EXERCISE PROMPT
Copy out each line that mentions the word "JSON".

──────────

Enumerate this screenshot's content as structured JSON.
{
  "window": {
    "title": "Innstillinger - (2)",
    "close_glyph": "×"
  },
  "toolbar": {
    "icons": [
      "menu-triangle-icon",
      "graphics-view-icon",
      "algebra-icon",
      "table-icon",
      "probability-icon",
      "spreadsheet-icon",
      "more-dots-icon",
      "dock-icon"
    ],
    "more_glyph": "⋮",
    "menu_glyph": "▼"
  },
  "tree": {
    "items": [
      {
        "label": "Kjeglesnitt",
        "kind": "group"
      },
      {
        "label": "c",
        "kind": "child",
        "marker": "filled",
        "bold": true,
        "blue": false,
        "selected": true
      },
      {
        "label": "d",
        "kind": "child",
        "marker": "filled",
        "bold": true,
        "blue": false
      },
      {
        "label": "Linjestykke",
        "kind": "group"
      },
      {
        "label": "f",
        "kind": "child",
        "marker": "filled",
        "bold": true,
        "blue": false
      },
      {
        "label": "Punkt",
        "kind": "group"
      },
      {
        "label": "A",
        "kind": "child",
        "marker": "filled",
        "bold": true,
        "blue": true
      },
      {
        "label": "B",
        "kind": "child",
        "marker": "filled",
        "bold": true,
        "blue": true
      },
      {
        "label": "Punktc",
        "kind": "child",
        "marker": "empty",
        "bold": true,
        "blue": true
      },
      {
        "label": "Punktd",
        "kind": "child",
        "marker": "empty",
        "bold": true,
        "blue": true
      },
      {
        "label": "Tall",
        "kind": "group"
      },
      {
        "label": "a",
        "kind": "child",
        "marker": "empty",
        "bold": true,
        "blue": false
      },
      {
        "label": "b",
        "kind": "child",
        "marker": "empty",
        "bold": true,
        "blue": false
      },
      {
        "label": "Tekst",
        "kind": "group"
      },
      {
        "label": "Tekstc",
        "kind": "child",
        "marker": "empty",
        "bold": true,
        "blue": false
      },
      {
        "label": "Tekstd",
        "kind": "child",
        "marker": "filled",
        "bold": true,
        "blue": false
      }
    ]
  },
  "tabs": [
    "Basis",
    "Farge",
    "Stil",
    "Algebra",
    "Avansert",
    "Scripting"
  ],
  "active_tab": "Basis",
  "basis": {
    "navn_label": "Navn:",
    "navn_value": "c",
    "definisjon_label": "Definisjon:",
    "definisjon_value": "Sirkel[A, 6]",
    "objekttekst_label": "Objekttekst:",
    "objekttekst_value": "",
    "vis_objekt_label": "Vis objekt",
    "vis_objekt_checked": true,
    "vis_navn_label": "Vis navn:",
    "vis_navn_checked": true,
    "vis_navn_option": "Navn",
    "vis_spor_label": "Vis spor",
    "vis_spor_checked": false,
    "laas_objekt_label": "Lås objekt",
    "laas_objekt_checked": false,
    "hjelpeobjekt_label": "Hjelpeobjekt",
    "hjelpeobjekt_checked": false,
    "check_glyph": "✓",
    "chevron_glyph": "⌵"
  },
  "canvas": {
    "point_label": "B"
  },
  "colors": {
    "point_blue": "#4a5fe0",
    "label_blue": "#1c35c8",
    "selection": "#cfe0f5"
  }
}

──────────

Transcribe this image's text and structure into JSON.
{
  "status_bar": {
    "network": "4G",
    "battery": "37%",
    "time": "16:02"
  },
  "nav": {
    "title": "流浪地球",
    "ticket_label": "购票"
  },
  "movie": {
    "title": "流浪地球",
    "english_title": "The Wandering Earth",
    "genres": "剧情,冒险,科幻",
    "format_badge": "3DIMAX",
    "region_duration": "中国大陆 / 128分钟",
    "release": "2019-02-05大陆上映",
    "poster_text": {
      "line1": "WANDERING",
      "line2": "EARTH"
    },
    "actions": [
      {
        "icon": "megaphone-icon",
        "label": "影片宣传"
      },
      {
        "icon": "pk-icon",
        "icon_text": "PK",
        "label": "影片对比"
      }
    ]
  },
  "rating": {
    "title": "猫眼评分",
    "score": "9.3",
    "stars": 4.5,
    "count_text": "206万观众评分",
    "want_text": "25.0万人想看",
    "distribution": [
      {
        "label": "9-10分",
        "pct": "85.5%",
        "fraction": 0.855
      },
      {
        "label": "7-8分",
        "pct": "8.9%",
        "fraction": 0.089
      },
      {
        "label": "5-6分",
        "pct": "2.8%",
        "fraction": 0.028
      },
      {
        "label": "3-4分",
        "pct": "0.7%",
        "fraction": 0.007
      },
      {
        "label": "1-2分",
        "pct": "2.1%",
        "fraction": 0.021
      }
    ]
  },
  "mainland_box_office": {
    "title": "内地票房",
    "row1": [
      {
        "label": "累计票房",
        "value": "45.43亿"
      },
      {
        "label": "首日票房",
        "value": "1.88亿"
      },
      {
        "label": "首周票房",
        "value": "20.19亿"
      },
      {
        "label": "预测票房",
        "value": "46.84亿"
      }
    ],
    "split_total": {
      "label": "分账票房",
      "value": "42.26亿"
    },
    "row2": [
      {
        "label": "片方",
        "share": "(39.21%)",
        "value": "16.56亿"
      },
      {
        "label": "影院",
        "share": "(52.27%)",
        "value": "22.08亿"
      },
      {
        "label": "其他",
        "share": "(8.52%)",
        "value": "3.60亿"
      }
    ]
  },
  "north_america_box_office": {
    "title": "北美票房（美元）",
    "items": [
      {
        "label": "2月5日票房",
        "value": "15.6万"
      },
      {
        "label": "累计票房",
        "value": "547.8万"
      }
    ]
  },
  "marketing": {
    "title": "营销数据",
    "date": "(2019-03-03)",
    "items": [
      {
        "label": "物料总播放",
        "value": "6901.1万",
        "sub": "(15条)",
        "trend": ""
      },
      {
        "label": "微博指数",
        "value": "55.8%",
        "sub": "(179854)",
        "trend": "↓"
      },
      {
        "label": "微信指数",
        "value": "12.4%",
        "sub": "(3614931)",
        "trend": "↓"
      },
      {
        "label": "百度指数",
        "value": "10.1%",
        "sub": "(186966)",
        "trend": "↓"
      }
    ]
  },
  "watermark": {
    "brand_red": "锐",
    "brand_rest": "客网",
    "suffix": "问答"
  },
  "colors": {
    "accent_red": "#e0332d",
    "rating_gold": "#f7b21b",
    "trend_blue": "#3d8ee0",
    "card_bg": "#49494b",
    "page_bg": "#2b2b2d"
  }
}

──────────

SOLVED PROBLEM
Enumerate this screenshot's content as structured JSON.
Transcribe this image's text and structure into JSON.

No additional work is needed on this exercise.